WRITTEN REQUEST = Repeat the full listing, word for word.

DATA FOR THIS TASK =
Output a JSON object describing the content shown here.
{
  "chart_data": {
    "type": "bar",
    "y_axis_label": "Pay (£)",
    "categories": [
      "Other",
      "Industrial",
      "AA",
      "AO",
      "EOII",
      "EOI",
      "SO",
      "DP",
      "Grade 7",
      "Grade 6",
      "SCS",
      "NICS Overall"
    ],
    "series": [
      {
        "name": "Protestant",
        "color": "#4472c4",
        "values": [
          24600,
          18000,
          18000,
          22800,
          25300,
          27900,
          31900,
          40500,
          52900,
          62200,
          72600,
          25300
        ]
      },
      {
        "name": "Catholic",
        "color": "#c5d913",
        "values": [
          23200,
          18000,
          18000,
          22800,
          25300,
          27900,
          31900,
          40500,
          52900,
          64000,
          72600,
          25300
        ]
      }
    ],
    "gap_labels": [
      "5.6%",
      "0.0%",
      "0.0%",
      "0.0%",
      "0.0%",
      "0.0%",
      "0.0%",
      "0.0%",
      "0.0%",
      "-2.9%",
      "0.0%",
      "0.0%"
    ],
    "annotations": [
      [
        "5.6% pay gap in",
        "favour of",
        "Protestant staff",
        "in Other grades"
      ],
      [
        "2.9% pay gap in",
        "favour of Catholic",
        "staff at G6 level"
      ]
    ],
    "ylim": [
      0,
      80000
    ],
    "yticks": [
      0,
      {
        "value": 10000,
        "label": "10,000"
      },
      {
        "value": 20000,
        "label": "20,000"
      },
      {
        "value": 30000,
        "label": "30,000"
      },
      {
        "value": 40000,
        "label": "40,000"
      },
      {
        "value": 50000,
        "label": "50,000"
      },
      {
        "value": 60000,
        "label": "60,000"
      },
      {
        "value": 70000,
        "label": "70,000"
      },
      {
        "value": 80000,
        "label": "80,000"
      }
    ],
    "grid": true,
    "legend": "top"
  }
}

RESPONSE TO THIS EXERCISE =
Output a JSON object describing the content shown here.
{
  "chart_data": {
    "type": "bar",
    "y_axis_label": "Pay (£)",
    "categories": [
      "Other",
      "Industrial",
      "AA",
      "AO",
      "EOII",
      "EOI",
      "SO",
      "DP",
      "Grade 7",
      "Grade 6",
      "SCS",
      "NICS Overall"
    ],
    "series": [
      {
        "name": "Protestant",
        "color": "#4472c4",
        "values": [
          24600,
          18000,
          18000,
          22800,
          25300,
          27900,
          31900,
          40500,
          52900,
          62200,
          72600,
          25300
        ]
      },
      {
        "name": "Catholic",
        "color": "#c5d913",
        "values": [
          23200,
          18000,
          18000,
          22800,
          25300,
          27900,
          31900,
          40500,
          52900,
          64000,
          72600,
          25300
        ]
      }
    ],
    "gap_labels": [
      "5.6%",
      "0.0%",
      "0.0%",
      "0.0%",
      "0.0%",
      "0.0%",
      "0.0%",
      "0.0%",
      "0.0%",
      "-2.9%",
      "0.0%",
      "0.0%"
    ],
    "annotations": [
      [
        "5.6% pay gap in",
        "favour of",
        "Protestant staff",
        "in Other grades"
      ],
      [
        "2.9% pay gap in",
        "favour of Catholic",
        "staff at G6 level"
      ]
    ],
    "ylim": [
      0,
      80000
    ],
    "yticks": [
      0,
      {
        "value": 10000,
        "label": "10,000"
      },
      {
        "value": 20000,
        "label": "20,000"
      },
      {
        "value": 30000,
        "label": "30,000"
      },
      {
        "value": 40000,
        "label": "40,000"
      },
      {
        "value": 50000,
        "label": "50,000"
      },
      {
        "value": 60000,
        "label": "60,000"
      },
      {
        "value": 70000,
        "label": "70,000"
      },
      {
        "value": 80000,
        "label": "80,000"
      }
    ],
    "grid": true,
    "legend": "top"
  }
}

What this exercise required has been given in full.